| What this task involves |
Below is a block of records; return all of them exactly, but without the images.

※ ※ ※

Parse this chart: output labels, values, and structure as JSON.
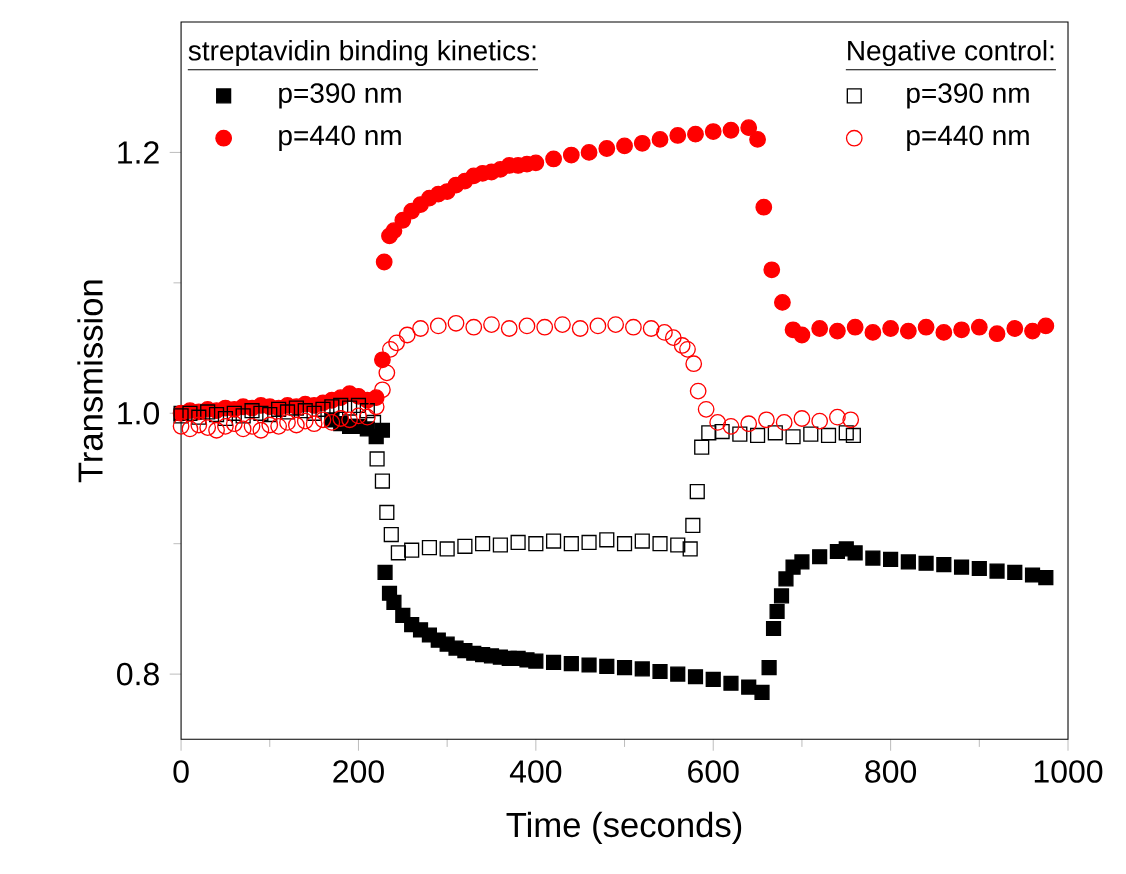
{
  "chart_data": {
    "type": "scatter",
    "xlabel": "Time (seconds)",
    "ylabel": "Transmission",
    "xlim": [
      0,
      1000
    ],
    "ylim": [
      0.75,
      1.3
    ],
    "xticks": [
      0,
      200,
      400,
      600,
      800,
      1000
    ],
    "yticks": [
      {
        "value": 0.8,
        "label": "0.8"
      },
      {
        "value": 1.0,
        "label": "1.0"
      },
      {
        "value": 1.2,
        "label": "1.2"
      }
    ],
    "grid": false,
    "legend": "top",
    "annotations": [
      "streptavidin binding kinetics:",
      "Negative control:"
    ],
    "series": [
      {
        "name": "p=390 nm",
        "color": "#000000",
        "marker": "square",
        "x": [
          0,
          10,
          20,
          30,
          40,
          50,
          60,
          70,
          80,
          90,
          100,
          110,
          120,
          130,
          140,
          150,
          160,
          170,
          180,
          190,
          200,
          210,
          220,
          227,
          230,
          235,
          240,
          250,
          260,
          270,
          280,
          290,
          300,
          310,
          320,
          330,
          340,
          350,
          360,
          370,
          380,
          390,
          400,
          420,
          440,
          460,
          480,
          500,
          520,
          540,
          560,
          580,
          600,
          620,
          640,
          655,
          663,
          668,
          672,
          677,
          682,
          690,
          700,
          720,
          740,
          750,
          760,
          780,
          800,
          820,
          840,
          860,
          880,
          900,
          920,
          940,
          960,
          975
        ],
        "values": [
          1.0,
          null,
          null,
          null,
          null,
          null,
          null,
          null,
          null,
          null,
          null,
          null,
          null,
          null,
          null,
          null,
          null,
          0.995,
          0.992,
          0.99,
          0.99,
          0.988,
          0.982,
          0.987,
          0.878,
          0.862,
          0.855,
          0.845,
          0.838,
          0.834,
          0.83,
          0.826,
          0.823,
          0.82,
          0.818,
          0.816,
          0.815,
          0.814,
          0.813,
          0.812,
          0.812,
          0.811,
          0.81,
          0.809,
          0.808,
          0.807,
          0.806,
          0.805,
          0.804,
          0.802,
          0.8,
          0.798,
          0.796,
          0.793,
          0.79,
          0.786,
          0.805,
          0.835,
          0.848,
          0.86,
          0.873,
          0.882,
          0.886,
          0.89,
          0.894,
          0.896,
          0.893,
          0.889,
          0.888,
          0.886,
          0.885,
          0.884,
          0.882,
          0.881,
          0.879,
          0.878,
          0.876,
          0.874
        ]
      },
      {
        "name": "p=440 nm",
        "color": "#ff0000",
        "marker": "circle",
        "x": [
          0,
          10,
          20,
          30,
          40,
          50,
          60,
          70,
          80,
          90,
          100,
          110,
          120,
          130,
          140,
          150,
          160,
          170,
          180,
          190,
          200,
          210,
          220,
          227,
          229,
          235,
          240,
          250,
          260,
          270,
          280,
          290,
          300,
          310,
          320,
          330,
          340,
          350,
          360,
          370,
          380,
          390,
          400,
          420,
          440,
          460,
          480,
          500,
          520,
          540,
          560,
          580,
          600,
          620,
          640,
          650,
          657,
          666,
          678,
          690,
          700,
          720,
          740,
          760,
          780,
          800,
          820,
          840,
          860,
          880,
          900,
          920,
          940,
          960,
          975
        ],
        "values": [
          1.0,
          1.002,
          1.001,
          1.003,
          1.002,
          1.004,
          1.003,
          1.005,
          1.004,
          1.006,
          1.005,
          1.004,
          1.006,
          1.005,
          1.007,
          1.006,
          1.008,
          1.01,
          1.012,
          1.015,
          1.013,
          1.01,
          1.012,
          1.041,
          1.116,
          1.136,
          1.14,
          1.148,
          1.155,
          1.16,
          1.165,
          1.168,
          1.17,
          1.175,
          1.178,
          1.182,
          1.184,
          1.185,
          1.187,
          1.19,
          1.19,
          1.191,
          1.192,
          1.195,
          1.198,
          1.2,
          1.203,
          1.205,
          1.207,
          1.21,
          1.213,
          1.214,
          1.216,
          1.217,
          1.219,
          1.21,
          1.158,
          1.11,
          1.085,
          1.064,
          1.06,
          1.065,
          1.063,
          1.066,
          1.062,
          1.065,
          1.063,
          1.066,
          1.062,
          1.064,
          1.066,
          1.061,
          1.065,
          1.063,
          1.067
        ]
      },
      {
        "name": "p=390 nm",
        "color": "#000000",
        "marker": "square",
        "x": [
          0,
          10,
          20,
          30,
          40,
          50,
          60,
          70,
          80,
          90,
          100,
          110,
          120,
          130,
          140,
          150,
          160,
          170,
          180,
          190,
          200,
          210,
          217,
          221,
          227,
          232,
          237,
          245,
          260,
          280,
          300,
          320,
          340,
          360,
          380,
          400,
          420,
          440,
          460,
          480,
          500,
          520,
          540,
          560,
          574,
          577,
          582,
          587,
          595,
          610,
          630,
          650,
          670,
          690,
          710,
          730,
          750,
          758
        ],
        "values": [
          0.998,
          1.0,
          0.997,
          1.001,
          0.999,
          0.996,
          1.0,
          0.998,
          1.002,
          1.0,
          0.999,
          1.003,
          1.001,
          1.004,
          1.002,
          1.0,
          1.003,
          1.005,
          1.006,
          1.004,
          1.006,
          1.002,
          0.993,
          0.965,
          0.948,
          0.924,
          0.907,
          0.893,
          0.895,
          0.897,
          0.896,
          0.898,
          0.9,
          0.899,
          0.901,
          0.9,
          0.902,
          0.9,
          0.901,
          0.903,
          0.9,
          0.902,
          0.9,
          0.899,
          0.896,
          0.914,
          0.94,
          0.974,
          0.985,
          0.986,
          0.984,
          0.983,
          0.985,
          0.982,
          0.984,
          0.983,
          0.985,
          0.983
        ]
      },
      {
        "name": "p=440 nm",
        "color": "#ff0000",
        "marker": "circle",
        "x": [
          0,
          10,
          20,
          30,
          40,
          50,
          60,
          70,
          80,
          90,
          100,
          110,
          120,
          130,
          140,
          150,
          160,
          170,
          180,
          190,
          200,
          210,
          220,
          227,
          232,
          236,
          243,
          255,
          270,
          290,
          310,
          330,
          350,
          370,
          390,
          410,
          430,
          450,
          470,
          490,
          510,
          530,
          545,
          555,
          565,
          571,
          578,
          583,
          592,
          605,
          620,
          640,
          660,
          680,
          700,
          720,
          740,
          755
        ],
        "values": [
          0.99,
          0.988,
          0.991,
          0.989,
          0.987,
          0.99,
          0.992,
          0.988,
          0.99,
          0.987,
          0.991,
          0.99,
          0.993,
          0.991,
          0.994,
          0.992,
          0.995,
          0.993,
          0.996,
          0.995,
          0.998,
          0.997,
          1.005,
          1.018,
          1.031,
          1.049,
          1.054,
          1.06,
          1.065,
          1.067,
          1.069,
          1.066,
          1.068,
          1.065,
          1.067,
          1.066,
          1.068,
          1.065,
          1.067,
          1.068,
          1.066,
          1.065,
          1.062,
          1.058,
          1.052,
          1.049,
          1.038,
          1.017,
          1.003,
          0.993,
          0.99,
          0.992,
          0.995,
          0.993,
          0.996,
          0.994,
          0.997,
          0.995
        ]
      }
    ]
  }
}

※ ※ ※

| Reply to the task |
Parse this chart: output labels, values, and structure as JSON.
{
  "chart_data": {
    "type": "scatter",
    "xlabel": "Time (seconds)",
    "ylabel": "Transmission",
    "xlim": [
      0,
      1000
    ],
    "ylim": [
      0.75,
      1.3
    ],
    "xticks": [
      0,
      200,
      400,
      600,
      800,
      1000
    ],
    "yticks": [
      {
        "value": 0.8,
        "label": "0.8"
      },
      {
        "value": 1.0,
        "label": "1.0"
      },
      {
        "value": 1.2,
        "label": "1.2"
      }
    ],
    "grid": false,
    "legend": "top",
    "annotations": [
      "streptavidin binding kinetics:",
      "Negative control:"
    ],
    "series": [
      {
        "name": "p=390 nm",
        "color": "#000000",
        "marker": "square",
        "x": [
          0,
          10,
          20,
          30,
          40,
          50,
          60,
          70,
          80,
          90,
          100,
          110,
          120,
          130,
          140,
          150,
          160,
          170,
          180,
          190,
          200,
          210,
          220,
          227,
          230,
          235,
          240,
          250,
          260,
          270,
          280,
          290,
          300,
          310,
          320,
          330,
          340,
          350,
          360,
          370,
          380,
          390,
          400,
          420,
          440,
          460,
          480,
          500,
          520,
          540,
          560,
          580,
          600,
          620,
          640,
          655,
          663,
          668,
          672,
          677,
          682,
          690,
          700,
          720,
          740,
          750,
          760,
          780,
          800,
          820,
          840,
          860,
          880,
          900,
          920,
          940,
          960,
          975
        ],
        "values": [
          1.0,
          null,
          null,
          null,
          null,
          null,
          null,
          null,
          null,
          null,
          null,
          null,
          null,
          null,
          null,
          null,
          null,
          0.995,
          0.992,
          0.99,
          0.99,
          0.988,
          0.982,
          0.987,
          0.878,
          0.862,
          0.855,
          0.845,
          0.838,
          0.834,
          0.83,
          0.826,
          0.823,
          0.82,
          0.818,
          0.816,
          0.815,
          0.814,
          0.813,
          0.812,
          0.812,
          0.811,
          0.81,
          0.809,
          0.808,
          0.807,
          0.806,
          0.805,
          0.804,
          0.802,
          0.8,
          0.798,
          0.796,
          0.793,
          0.79,
          0.786,
          0.805,
          0.835,
          0.848,
          0.86,
          0.873,
          0.882,
          0.886,
          0.89,
          0.894,
          0.896,
          0.893,
          0.889,
          0.888,
          0.886,
          0.885,
          0.884,
          0.882,
          0.881,
          0.879,
          0.878,
          0.876,
          0.874
        ]
      },
      {
        "name": "p=440 nm",
        "color": "#ff0000",
        "marker": "circle",
        "x": [
          0,
          10,
          20,
          30,
          40,
          50,
          60,
          70,
          80,
          90,
          100,
          110,
          120,
          130,
          140,
          150,
          160,
          170,
          180,
          190,
          200,
          210,
          220,
          227,
          229,
          235,
          240,
          250,
          260,
          270,
          280,
          290,
          300,
          310,
          320,
          330,
          340,
          350,
          360,
          370,
          380,
          390,
          400,
          420,
          440,
          460,
          480,
          500,
          520,
          540,
          560,
          580,
          600,
          620,
          640,
          650,
          657,
          666,
          678,
          690,
          700,
          720,
          740,
          760,
          780,
          800,
          820,
          840,
          860,
          880,
          900,
          920,
          940,
          960,
          975
        ],
        "values": [
          1.0,
          1.002,
          1.001,
          1.003,
          1.002,
          1.004,
          1.003,
          1.005,
          1.004,
          1.006,
          1.005,
          1.004,
          1.006,
          1.005,
          1.007,
          1.006,
          1.008,
          1.01,
          1.012,
          1.015,
          1.013,
          1.01,
          1.012,
          1.041,
          1.116,
          1.136,
          1.14,
          1.148,
          1.155,
          1.16,
          1.165,
          1.168,
          1.17,
          1.175,
          1.178,
          1.182,
          1.184,
          1.185,
          1.187,
          1.19,
          1.19,
          1.191,
          1.192,
          1.195,
          1.198,
          1.2,
          1.203,
          1.205,
          1.207,
          1.21,
          1.213,
          1.214,
          1.216,
          1.217,
          1.219,
          1.21,
          1.158,
          1.11,
          1.085,
          1.064,
          1.06,
          1.065,
          1.063,
          1.066,
          1.062,
          1.065,
          1.063,
          1.066,
          1.062,
          1.064,
          1.066,
          1.061,
          1.065,
          1.063,
          1.067
        ]
      },
      {
        "name": "p=390 nm",
        "color": "#000000",
        "marker": "square",
        "x": [
          0,
          10,
          20,
          30,
          40,
          50,
          60,
          70,
          80,
          90,
          100,
          110,
          120,
          130,
          140,
          150,
          160,
          170,
          180,
          190,
          200,
          210,
          217,
          221,
          227,
          232,
          237,
          245,
          260,
          280,
          300,
          320,
          340,
          360,
          380,
          400,
          420,
          440,
          460,
          480,
          500,
          520,
          540,
          560,
          574,
          577,
          582,
          587,
          595,
          610,
          630,
          650,
          670,
          690,
          710,
          730,
          750,
          758
        ],
        "values": [
          0.998,
          1.0,
          0.997,
          1.001,
          0.999,
          0.996,
          1.0,
          0.998,
          1.002,
          1.0,
          0.999,
          1.003,
          1.001,
          1.004,
          1.002,
          1.0,
          1.003,
          1.005,
          1.006,
          1.004,
          1.006,
          1.002,
          0.993,
          0.965,
          0.948,
          0.924,
          0.907,
          0.893,
          0.895,
          0.897,
          0.896,
          0.898,
          0.9,
          0.899,
          0.901,
          0.9,
          0.902,
          0.9,
          0.901,
          0.903,
          0.9,
          0.902,
          0.9,
          0.899,
          0.896,
          0.914,
          0.94,
          0.974,
          0.985,
          0.986,
          0.984,
          0.983,
          0.985,
          0.982,
          0.984,
          0.983,
          0.985,
          0.983
        ]
      },
      {
        "name": "p=440 nm",
        "color": "#ff0000",
        "marker": "circle",
        "x": [
          0,
          10,
          20,
          30,
          40,
          50,
          60,
          70,
          80,
          90,
          100,
          110,
          120,
          130,
          140,
          150,
          160,
          170,
          180,
          190,
          200,
          210,
          220,
          227,
          232,
          236,
          243,
          255,
          270,
          290,
          310,
          330,
          350,
          370,
          390,
          410,
          430,
          450,
          470,
          490,
          510,
          530,
          545,
          555,
          565,
          571,
          578,
          583,
          592,
          605,
          620,
          640,
          660,
          680,
          700,
          720,
          740,
          755
        ],
        "values": [
          0.99,
          0.988,
          0.991,
          0.989,
          0.987,
          0.99,
          0.992,
          0.988,
          0.99,
          0.987,
          0.991,
          0.99,
          0.993,
          0.991,
          0.994,
          0.992,
          0.995,
          0.993,
          0.996,
          0.995,
          0.998,
          0.997,
          1.005,
          1.018,
          1.031,
          1.049,
          1.054,
          1.06,
          1.065,
          1.067,
          1.069,
          1.066,
          1.068,
          1.065,
          1.067,
          1.066,
          1.068,
          1.065,
          1.067,
          1.068,
          1.066,
          1.065,
          1.062,
          1.058,
          1.052,
          1.049,
          1.038,
          1.017,
          1.003,
          0.993,
          0.99,
          0.992,
          0.995,
          0.993,
          0.996,
          0.994,
          0.997,
          0.995
        ]
      }
    ]
  }
}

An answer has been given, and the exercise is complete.